# Exercise requirements
Reproduce all of the material exactly as shown.

# Records from a data collection

========================================

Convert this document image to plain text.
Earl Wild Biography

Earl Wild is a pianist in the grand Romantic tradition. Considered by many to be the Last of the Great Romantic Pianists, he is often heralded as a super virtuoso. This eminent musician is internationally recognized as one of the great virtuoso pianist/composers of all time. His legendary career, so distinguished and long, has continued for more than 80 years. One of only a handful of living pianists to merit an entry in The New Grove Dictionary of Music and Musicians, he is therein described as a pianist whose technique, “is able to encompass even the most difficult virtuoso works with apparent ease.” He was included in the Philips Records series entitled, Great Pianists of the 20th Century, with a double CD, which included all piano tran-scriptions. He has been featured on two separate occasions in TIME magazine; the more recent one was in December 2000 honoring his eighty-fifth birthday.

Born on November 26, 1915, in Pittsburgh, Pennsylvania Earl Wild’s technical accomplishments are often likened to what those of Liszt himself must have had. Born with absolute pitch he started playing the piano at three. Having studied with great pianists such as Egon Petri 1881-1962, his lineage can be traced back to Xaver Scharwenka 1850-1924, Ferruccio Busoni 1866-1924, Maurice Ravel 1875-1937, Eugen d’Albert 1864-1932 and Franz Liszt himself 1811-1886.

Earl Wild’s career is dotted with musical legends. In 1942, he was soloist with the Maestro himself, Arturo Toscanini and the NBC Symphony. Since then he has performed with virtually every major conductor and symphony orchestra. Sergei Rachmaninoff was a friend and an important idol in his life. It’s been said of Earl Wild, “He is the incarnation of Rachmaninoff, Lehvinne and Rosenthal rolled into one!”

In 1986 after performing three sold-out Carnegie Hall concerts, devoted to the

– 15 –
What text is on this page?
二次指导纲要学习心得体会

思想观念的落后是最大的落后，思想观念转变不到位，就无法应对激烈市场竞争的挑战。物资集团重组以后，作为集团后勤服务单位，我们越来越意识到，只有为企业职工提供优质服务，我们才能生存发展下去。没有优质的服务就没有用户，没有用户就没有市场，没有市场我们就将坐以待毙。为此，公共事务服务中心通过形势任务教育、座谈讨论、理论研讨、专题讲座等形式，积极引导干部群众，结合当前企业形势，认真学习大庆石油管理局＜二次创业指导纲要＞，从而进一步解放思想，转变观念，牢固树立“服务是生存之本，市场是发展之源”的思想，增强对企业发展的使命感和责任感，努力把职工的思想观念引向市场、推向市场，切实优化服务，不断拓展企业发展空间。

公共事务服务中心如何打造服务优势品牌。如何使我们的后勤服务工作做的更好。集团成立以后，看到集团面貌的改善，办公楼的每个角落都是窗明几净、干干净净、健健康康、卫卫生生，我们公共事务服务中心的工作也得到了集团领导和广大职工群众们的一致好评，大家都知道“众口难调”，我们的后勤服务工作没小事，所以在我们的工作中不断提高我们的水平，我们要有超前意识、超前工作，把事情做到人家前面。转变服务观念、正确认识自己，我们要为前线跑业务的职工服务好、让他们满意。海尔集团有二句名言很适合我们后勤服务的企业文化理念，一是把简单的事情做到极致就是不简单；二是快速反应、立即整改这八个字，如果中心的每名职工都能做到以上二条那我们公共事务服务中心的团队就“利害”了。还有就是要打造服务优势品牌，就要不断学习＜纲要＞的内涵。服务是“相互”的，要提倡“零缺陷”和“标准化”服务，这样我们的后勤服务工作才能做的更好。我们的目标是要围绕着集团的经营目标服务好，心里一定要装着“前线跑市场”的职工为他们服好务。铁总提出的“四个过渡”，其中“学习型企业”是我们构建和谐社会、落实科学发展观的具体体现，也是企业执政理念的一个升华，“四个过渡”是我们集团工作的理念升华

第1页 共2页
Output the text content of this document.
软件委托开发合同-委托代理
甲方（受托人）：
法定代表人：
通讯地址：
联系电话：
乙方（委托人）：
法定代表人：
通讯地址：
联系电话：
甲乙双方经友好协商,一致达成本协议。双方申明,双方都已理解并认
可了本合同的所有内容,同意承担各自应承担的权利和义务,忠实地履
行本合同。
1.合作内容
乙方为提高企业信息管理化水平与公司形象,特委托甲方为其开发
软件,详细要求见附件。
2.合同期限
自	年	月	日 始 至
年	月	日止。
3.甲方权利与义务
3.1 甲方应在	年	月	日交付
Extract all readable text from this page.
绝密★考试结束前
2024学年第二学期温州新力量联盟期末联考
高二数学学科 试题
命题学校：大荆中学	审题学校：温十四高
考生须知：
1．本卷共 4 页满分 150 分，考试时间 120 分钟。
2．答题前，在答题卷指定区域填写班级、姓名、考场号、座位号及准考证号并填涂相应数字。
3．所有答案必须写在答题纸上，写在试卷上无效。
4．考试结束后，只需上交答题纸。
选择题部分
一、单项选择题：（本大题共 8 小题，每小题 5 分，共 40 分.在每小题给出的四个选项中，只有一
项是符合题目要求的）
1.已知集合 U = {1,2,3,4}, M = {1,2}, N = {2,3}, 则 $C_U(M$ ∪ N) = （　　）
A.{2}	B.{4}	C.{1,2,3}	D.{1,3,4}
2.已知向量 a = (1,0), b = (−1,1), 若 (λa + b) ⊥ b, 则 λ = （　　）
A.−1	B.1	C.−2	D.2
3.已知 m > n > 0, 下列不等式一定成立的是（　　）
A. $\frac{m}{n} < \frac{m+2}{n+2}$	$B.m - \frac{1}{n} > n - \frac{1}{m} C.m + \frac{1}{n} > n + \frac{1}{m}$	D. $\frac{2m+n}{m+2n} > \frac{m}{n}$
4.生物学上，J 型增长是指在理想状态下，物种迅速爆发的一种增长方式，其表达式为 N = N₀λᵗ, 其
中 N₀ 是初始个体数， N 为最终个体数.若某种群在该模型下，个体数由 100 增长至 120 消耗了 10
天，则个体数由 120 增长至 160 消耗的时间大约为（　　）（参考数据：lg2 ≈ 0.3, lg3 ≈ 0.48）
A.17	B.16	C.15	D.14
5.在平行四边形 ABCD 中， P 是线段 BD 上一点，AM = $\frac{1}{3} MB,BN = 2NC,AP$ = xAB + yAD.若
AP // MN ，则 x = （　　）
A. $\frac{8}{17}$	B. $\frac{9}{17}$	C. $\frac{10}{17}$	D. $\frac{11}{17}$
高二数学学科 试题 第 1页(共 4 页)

========================================

# Complete response
Convert this document image to plain text.
Earl Wild Biography

Earl Wild is a pianist in the grand Romantic tradition. Considered by many to be the Last of the Great Romantic Pianists, he is often heralded as a super virtuoso. This eminent musician is internationally recognized as one of the great virtuoso pianist/composers of all time. His legendary career, so distinguished and long, has continued for more than 80 years. One of only a handful of living pianists to merit an entry in The New Grove Dictionary of Music and Musicians, he is therein described as a pianist whose technique, “is able to encompass even the most difficult virtuoso works with apparent ease.” He was included in the Philips Records series entitled, Great Pianists of the 20th Century, with a double CD, which included all piano tran-scriptions. He has been featured on two separate occasions in TIME magazine; the more recent one was in December 2000 honoring his eighty-fifth birthday.

Born on November 26, 1915, in Pittsburgh, Pennsylvania Earl Wild’s technical accomplishments are often likened to what those of Liszt himself must have had. Born with absolute pitch he started playing the piano at three. Having studied with great pianists such as Egon Petri 1881-1962, his lineage can be traced back to Xaver Scharwenka 1850-1924, Ferruccio Busoni 1866-1924, Maurice Ravel 1875-1937, Eugen d’Albert 1864-1932 and Franz Liszt himself 1811-1886.

Earl Wild’s career is dotted with musical legends. In 1942, he was soloist with the Maestro himself, Arturo Toscanini and the NBC Symphony. Since then he has performed with virtually every major conductor and symphony orchestra. Sergei Rachmaninoff was a friend and an important idol in his life. It’s been said of Earl Wild, “He is the incarnation of Rachmaninoff, Lehvinne and Rosenthal rolled into one!”

In 1986 after performing three sold-out Carnegie Hall concerts, devoted to the

– 15 –
What text is on this page?
二次指导纲要学习心得体会

思想观念的落后是最大的落后，思想观念转变不到位，就无法应对激烈市场竞争的挑战。物资集团重组以后，作为集团后勤服务单位，我们越来越意识到，只有为企业职工提供优质服务，我们才能生存发展下去。没有优质的服务就没有用户，没有用户就没有市场，没有市场我们就将坐以待毙。为此，公共事务服务中心通过形势任务教育、座谈讨论、理论研讨、专题讲座等形式，积极引导干部群众，结合当前企业形势，认真学习大庆石油管理局＜二次创业指导纲要＞，从而进一步解放思想，转变观念，牢固树立“服务是生存之本，市场是发展之源”的思想，增强对企业发展的使命感和责任感，努力把职工的思想观念引向市场、推向市场，切实优化服务，不断拓展企业发展空间。

公共事务服务中心如何打造服务优势品牌。如何使我们的后勤服务工作做的更好。集团成立以后，看到集团面貌的改善，办公楼的每个角落都是窗明几净、干干净净、健健康康、卫卫生生，我们公共事务服务中心的工作也得到了集团领导和广大职工群众们的一致好评，大家都知道“众口难调”，我们的后勤服务工作没小事，所以在我们的工作中不断提高我们的水平，我们要有超前意识、超前工作，把事情做到人家前面。转变服务观念、正确认识自己，我们要为前线跑业务的职工服务好、让他们满意。海尔集团有二句名言很适合我们后勤服务的企业文化理念，一是把简单的事情做到极致就是不简单；二是快速反应、立即整改这八个字，如果中心的每名职工都能做到以上二条那我们公共事务服务中心的团队就“利害”了。还有就是要打造服务优势品牌，就要不断学习＜纲要＞的内涵。服务是“相互”的，要提倡“零缺陷”和“标准化”服务，这样我们的后勤服务工作才能做的更好。我们的目标是要围绕着集团的经营目标服务好，心里一定要装着“前线跑市场”的职工为他们服好务。铁总提出的“四个过渡”，其中“学习型企业”是我们构建和谐社会、落实科学发展观的具体体现，也是企业执政理念的一个升华，“四个过渡”是我们集团工作的理念升华

第1页 共2页
Output the text content of this document.
软件委托开发合同-委托代理
甲方（受托人）：
法定代表人：
通讯地址：
联系电话：
乙方（委托人）：
法定代表人：
通讯地址：
联系电话：
甲乙双方经友好协商,一致达成本协议。双方申明,双方都已理解并认
可了本合同的所有内容,同意承担各自应承担的权利和义务,忠实地履
行本合同。
1.合作内容
乙方为提高企业信息管理化水平与公司形象,特委托甲方为其开发
软件,详细要求见附件。
2.合同期限
自	年	月	日 始 至
年	月	日止。
3.甲方权利与义务
3.1 甲方应在	年	月	日交付
Extract all readable text from this page.
绝密★考试结束前
2024学年第二学期温州新力量联盟期末联考
高二数学学科 试题
命题学校：大荆中学	审题学校：温十四高
考生须知：
1．本卷共 4 页满分 150 分，考试时间 120 分钟。
2．答题前，在答题卷指定区域填写班级、姓名、考场号、座位号及准考证号并填涂相应数字。
3．所有答案必须写在答题纸上，写在试卷上无效。
4．考试结束后，只需上交答题纸。
选择题部分
一、单项选择题：（本大题共 8 小题，每小题 5 分，共 40 分.在每小题给出的四个选项中，只有一
项是符合题目要求的）
1.已知集合 U = {1,2,3,4}, M = {1,2}, N = {2,3}, 则 $C_U(M$ ∪ N) = （　　）
A.{2}	B.{4}	C.{1,2,3}	D.{1,3,4}
2.已知向量 a = (1,0), b = (−1,1), 若 (λa + b) ⊥ b, 则 λ = （　　）
A.−1	B.1	C.−2	D.2
3.已知 m > n > 0, 下列不等式一定成立的是（　　）
A. $\frac{m}{n} < \frac{m+2}{n+2}$	$B.m - \frac{1}{n} > n - \frac{1}{m} C.m + \frac{1}{n} > n + \frac{1}{m}$	D. $\frac{2m+n}{m+2n} > \frac{m}{n}$
4.生物学上，J 型增长是指在理想状态下，物种迅速爆发的一种增长方式，其表达式为 N = N₀λᵗ, 其
中 N₀ 是初始个体数， N 为最终个体数.若某种群在该模型下，个体数由 100 增长至 120 消耗了 10
天，则个体数由 120 增长至 160 消耗的时间大约为（　　）（参考数据：lg2 ≈ 0.3, lg3 ≈ 0.48）
A.17	B.16	C.15	D.14
5.在平行四边形 ABCD 中， P 是线段 BD 上一点，AM = $\frac{1}{3} MB,BN = 2NC,AP$ = xAB + yAD.若
AP // MN ，则 x = （　　）
A. $\frac{8}{17}$	B. $\frac{9}{17}$	C. $\frac{10}{17}$	D. $\frac{11}{17}$
高二数学学科 试题 第 1页(共 4 页)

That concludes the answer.